Some records

# # # #

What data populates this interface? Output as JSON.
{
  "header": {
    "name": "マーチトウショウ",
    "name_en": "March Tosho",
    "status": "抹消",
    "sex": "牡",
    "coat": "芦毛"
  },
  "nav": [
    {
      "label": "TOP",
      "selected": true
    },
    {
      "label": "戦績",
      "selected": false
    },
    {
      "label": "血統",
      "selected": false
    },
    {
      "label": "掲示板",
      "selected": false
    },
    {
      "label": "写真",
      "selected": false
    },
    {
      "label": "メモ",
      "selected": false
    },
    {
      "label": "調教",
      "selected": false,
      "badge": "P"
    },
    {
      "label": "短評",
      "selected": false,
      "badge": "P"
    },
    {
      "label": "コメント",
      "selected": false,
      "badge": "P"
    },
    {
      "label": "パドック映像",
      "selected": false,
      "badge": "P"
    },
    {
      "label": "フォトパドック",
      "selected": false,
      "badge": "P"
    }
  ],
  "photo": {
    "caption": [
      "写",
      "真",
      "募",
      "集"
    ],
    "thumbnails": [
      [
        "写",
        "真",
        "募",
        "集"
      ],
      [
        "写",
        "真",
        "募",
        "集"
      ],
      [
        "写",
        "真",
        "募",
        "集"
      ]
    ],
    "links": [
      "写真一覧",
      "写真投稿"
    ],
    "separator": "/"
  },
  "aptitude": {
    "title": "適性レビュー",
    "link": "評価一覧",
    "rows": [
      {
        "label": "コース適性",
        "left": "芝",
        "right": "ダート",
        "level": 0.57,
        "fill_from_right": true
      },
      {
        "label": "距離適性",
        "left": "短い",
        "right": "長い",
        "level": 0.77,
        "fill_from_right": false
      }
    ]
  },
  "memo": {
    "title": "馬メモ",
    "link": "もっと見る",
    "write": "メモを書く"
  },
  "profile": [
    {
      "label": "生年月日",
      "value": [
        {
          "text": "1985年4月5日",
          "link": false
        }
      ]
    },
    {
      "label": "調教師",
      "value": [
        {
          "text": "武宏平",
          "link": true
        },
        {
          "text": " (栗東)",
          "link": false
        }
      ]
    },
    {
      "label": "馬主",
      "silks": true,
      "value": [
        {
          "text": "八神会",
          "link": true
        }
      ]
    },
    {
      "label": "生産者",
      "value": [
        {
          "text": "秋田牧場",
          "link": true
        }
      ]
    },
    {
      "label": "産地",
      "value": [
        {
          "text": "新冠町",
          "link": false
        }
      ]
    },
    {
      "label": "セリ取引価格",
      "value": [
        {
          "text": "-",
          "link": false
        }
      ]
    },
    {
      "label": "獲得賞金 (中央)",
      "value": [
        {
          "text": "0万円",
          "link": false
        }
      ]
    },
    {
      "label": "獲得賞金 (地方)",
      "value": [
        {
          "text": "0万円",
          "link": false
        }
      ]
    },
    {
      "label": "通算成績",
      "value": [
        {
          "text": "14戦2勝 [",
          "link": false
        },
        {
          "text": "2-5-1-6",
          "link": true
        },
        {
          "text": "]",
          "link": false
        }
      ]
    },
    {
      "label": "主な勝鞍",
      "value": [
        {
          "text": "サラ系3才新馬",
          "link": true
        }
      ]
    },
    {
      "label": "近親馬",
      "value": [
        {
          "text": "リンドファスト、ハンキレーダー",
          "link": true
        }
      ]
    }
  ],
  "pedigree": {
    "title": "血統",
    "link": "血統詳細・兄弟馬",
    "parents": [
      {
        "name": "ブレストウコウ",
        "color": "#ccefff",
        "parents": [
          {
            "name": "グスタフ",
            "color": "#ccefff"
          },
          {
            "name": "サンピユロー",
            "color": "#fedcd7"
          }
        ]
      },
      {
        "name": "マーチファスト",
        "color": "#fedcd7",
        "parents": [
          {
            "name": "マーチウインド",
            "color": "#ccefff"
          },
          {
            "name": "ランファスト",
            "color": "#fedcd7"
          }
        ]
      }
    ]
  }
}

# # # #

### TASK OBJECTIVE
Repeat the data precisely, line by line.

### THE RESULT
What data populates this interface? Output as JSON.
{
  "header": {
    "name": "マーチトウショウ",
    "name_en": "March Tosho",
    "status": "抹消",
    "sex": "牡",
    "coat": "芦毛"
  },
  "nav": [
    {
      "label": "TOP",
      "selected": true
    },
    {
      "label": "戦績",
      "selected": false
    },
    {
      "label": "血統",
      "selected": false
    },
    {
      "label": "掲示板",
      "selected": false
    },
    {
      "label": "写真",
      "selected": false
    },
    {
      "label": "メモ",
      "selected": false
    },
    {
      "label": "調教",
      "selected": false,
      "badge": "P"
    },
    {
      "label": "短評",
      "selected": false,
      "badge": "P"
    },
    {
      "label": "コメント",
      "selected": false,
      "badge": "P"
    },
    {
      "label": "パドック映像",
      "selected": false,
      "badge": "P"
    },
    {
      "label": "フォトパドック",
      "selected": false,
      "badge": "P"
    }
  ],
  "photo": {
    "caption": [
      "写",
      "真",
      "募",
      "集"
    ],
    "thumbnails": [
      [
        "写",
        "真",
        "募",
        "集"
      ],
      [
        "写",
        "真",
        "募",
        "集"
      ],
      [
        "写",
        "真",
        "募",
        "集"
      ]
    ],
    "links": [
      "写真一覧",
      "写真投稿"
    ],
    "separator": "/"
  },
  "aptitude": {
    "title": "適性レビュー",
    "link": "評価一覧",
    "rows": [
      {
        "label": "コース適性",
        "left": "芝",
        "right": "ダート",
        "level": 0.57,
        "fill_from_right": true
      },
      {
        "label": "距離適性",
        "left": "短い",
        "right": "長い",
        "level": 0.77,
        "fill_from_right": false
      }
    ]
  },
  "memo": {
    "title": "馬メモ",
    "link": "もっと見る",
    "write": "メモを書く"
  },
  "profile": [
    {
      "label": "生年月日",
      "value": [
        {
          "text": "1985年4月5日",
          "link": false
        }
      ]
    },
    {
      "label": "調教師",
      "value": [
        {
          "text": "武宏平",
          "link": true
        },
        {
          "text": " (栗東)",
          "link": false
        }
      ]
    },
    {
      "label": "馬主",
      "silks": true,
      "value": [
        {
          "text": "八神会",
          "link": true
        }
      ]
    },
    {
      "label": "生産者",
      "value": [
        {
          "text": "秋田牧場",
          "link": true
        }
      ]
    },
    {
      "label": "産地",
      "value": [
        {
          "text": "新冠町",
          "link": false
        }
      ]
    },
    {
      "label": "セリ取引価格",
      "value": [
        {
          "text": "-",
          "link": false
        }
      ]
    },
    {
      "label": "獲得賞金 (中央)",
      "value": [
        {
          "text": "0万円",
          "link": false
        }
      ]
    },
    {
      "label": "獲得賞金 (地方)",
      "value": [
        {
          "text": "0万円",
          "link": false
        }
      ]
    },
    {
      "label": "通算成績",
      "value": [
        {
          "text": "14戦2勝 [",
          "link": false
        },
        {
          "text": "2-5-1-6",
          "link": true
        },
        {
          "text": "]",
          "link": false
        }
      ]
    },
    {
      "label": "主な勝鞍",
      "value": [
        {
          "text": "サラ系3才新馬",
          "link": true
        }
      ]
    },
    {
      "label": "近親馬",
      "value": [
        {
          "text": "リンドファスト、ハンキレーダー",
          "link": true
        }
      ]
    }
  ],
  "pedigree": {
    "title": "血統",
    "link": "血統詳細・兄弟馬",
    "parents": [
      {
        "name": "ブレストウコウ",
        "color": "#ccefff",
        "parents": [
          {
            "name": "グスタフ",
            "color": "#ccefff"
          },
          {
            "name": "サンピユロー",
            "color": "#fedcd7"
          }
        ]
      },
      {
        "name": "マーチファスト",
        "color": "#fedcd7",
        "parents": [
          {
            "name": "マーチウインド",
            "color": "#ccefff"
          },
          {
            "name": "ランファスト",
            "color": "#fedcd7"
          }
        ]
      }
    ]
  }
}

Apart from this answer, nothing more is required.